▶ [Data provided]
=====
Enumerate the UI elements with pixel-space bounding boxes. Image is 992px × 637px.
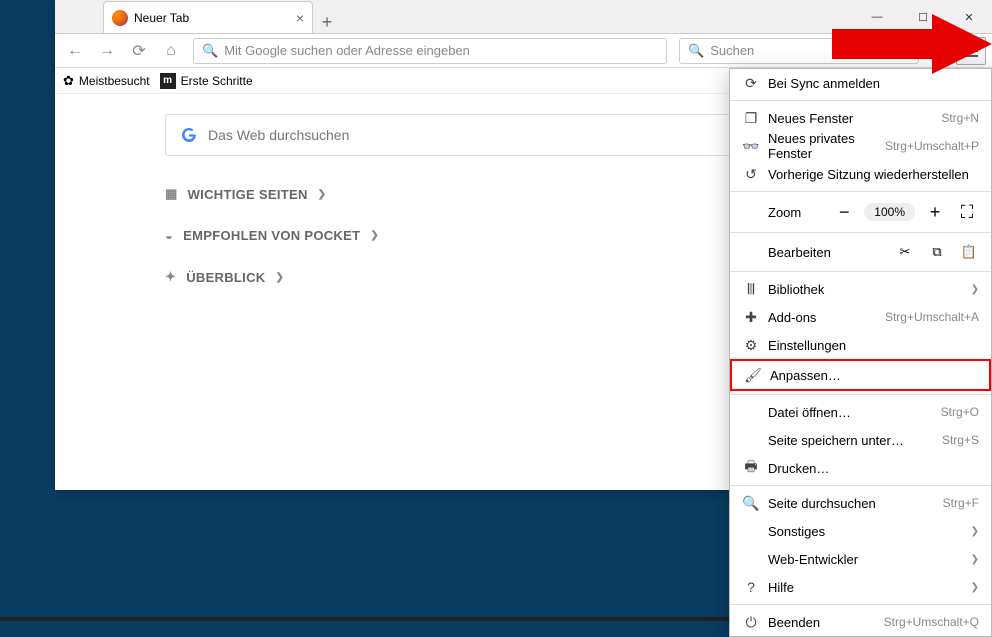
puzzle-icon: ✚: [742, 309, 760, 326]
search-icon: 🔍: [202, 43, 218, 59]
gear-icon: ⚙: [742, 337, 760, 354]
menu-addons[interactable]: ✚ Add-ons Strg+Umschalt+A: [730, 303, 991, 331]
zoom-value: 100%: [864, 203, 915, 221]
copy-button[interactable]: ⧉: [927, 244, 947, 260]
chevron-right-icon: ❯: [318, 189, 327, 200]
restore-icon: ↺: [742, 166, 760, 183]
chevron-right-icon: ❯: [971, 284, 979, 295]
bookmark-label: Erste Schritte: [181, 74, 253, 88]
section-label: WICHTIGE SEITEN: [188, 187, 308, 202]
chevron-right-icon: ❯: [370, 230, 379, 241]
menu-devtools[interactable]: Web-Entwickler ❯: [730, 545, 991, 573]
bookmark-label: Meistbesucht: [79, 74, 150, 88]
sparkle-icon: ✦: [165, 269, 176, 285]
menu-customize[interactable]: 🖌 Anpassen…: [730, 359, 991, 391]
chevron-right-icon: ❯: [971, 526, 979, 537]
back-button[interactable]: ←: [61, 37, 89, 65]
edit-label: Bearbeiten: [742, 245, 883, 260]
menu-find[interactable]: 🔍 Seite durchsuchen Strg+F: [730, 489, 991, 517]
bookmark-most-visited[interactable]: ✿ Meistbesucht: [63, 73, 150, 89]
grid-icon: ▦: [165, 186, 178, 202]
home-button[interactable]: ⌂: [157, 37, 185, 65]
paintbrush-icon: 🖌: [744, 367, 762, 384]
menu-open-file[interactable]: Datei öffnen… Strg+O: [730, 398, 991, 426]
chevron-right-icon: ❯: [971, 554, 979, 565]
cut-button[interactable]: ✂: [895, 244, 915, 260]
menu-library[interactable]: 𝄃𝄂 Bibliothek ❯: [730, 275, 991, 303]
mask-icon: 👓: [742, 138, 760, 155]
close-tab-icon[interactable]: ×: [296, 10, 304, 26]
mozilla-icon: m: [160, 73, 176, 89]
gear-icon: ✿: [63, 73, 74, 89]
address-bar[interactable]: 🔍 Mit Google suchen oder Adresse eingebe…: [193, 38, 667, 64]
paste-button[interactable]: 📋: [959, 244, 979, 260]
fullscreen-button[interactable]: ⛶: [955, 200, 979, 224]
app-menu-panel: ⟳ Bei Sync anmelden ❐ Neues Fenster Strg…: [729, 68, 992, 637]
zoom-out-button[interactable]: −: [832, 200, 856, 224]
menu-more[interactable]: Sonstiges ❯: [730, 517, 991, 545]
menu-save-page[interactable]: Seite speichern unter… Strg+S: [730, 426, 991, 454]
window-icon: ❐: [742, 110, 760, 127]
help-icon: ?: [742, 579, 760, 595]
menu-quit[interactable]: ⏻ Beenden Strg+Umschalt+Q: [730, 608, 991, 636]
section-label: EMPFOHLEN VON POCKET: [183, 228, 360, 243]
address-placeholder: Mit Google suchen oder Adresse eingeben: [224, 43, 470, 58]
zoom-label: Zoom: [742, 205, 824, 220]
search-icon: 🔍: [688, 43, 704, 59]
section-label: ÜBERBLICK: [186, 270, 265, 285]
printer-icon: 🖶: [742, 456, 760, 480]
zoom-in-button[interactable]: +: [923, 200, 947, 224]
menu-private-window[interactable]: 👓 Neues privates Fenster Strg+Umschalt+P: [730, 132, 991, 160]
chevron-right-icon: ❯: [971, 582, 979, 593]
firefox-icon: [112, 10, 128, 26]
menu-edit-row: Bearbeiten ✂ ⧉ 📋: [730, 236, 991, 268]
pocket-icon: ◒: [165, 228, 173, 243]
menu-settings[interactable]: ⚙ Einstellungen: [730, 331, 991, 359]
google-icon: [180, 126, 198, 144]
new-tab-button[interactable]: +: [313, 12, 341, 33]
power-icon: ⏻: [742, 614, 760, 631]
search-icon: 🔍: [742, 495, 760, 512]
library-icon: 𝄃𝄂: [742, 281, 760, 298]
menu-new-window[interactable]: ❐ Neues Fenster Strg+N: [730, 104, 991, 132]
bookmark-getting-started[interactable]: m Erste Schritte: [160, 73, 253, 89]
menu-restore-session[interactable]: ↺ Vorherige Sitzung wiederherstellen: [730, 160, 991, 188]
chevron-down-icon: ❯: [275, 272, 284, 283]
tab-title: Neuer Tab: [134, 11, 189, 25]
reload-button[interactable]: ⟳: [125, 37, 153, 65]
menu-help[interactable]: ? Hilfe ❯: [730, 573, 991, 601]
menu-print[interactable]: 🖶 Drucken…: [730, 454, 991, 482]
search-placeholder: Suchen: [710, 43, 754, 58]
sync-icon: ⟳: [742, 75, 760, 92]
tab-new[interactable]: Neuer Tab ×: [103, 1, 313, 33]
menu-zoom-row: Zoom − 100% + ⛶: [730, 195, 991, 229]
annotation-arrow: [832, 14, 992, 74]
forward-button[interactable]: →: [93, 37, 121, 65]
=====
▶ [Instructions for the task]
Update all of the lines above by changing every "chevron-right-icon" to "arrow-right-icon" and keeping everything else the same. Leave the picture out of your answer.

▶ [Result for this exercise]
Enumerate the UI elements with pixel-space bounding boxes. Image is 992px × 637px.
puzzle-icon: ✚: [742, 309, 760, 326]
search-icon: 🔍: [202, 43, 218, 59]
gear-icon: ⚙: [742, 337, 760, 354]
menu-addons[interactable]: ✚ Add-ons Strg+Umschalt+A: [730, 303, 991, 331]
zoom-value: 100%: [864, 203, 915, 221]
copy-button[interactable]: ⧉: [927, 244, 947, 260]
arrow-right-icon: ❯: [318, 189, 327, 200]
restore-icon: ↺: [742, 166, 760, 183]
arrow-right-icon: ❯: [971, 284, 979, 295]
bookmark-label: Erste Schritte: [181, 74, 253, 88]
section-label: WICHTIGE SEITEN: [188, 187, 308, 202]
arrow-right-icon: ❯: [370, 230, 379, 241]
menu-devtools[interactable]: Web-Entwickler ❯: [730, 545, 991, 573]
bookmark-label: Meistbesucht: [79, 74, 150, 88]
sparkle-icon: ✦: [165, 269, 176, 285]
menu-customize[interactable]: 🖌 Anpassen…: [730, 359, 991, 391]
arrow-right-icon: ❯: [971, 526, 979, 537]
back-button[interactable]: ←: [61, 37, 89, 65]
edit-label: Bearbeiten: [742, 245, 883, 260]
menu-find[interactable]: 🔍 Seite durchsuchen Strg+F: [730, 489, 991, 517]
bookmark-most-visited[interactable]: ✿ Meistbesucht: [63, 73, 150, 89]
grid-icon: ▦: [165, 186, 178, 202]
home-button[interactable]: ⌂: [157, 37, 185, 65]
paintbrush-icon: 🖌: [744, 367, 762, 384]
menu-open-file[interactable]: Datei öffnen… Strg+O: [730, 398, 991, 426]
arrow-right-icon: ❯: [971, 554, 979, 565]
cut-button[interactable]: ✂: [895, 244, 915, 260]
menu-library[interactable]: 𝄃𝄂 Bibliothek ❯: [730, 275, 991, 303]
mask-icon: 👓: [742, 138, 760, 155]
close-tab-icon[interactable]: ×: [296, 10, 304, 26]
mozilla-icon: m: [160, 73, 176, 89]
gear-icon: ✿: [63, 73, 74, 89]
address-bar[interactable]: 🔍 Mit Google suchen oder Adresse eingebe…: [193, 38, 667, 64]
paste-button[interactable]: 📋: [959, 244, 979, 260]
fullscreen-button[interactable]: ⛶: [955, 200, 979, 224]
app-menu-panel: ⟳ Bei Sync anmelden ❐ Neues Fenster Strg…: [729, 68, 992, 637]
zoom-out-button[interactable]: −: [832, 200, 856, 224]
menu-more[interactable]: Sonstiges ❯: [730, 517, 991, 545]
menu-save-page[interactable]: Seite speichern unter… Strg+S: [730, 426, 991, 454]
window-icon: ❐: [742, 110, 760, 127]
help-icon: ?: [742, 579, 760, 595]
menu-quit[interactable]: ⏻ Beenden Strg+Umschalt+Q: [730, 608, 991, 636]
section-label: EMPFOHLEN VON POCKET: [183, 228, 360, 243]
address-placeholder: Mit Google suchen oder Adresse eingeben: [224, 43, 470, 58]
zoom-label: Zoom: [742, 205, 824, 220]
search-icon: 🔍: [688, 43, 704, 59]
section-label: ÜBERBLICK: [186, 270, 265, 285]
printer-icon: 🖶: [742, 456, 760, 480]
zoom-in-button[interactable]: +: [923, 200, 947, 224]
menu-private-window[interactable]: 👓 Neues privates Fenster Strg+Umschalt+P: [730, 132, 991, 160]
arrow-right-icon: ❯: [971, 582, 979, 593]
firefox-icon: [112, 10, 128, 26]
menu-edit-row: Bearbeiten ✂ ⧉ 📋: [730, 236, 991, 268]
pocket-icon: ◒: [165, 228, 173, 243]
menu-settings[interactable]: ⚙ Einstellungen: [730, 331, 991, 359]
google-icon: [180, 126, 198, 144]
new-tab-button[interactable]: +: [313, 12, 341, 33]
power-icon: ⏻: [742, 614, 760, 631]
search-icon: 🔍: [742, 495, 760, 512]
library-icon: 𝄃𝄂: [742, 281, 760, 298]
menu-new-window[interactable]: ❐ Neues Fenster Strg+N: [730, 104, 991, 132]
bookmark-getting-started[interactable]: m Erste Schritte: [160, 73, 253, 89]
menu-restore-session[interactable]: ↺ Vorherige Sitzung wiederherstellen: [730, 160, 991, 188]
chevron-down-icon: ❯: [275, 272, 284, 283]
tab-title: Neuer Tab: [134, 11, 189, 25]
reload-button[interactable]: ⟳: [125, 37, 153, 65]
menu-help[interactable]: ? Hilfe ❯: [730, 573, 991, 601]
menu-print[interactable]: 🖶 Drucken…: [730, 454, 991, 482]
search-placeholder: Suchen: [710, 43, 754, 58]
sync-icon: ⟳: [742, 75, 760, 92]
tab-new[interactable]: Neuer Tab ×: [103, 1, 313, 33]
menu-zoom-row: Zoom − 100% + ⛶: [730, 195, 991, 229]
annotation-arrow: [832, 14, 992, 74]
forward-button[interactable]: →: [93, 37, 121, 65]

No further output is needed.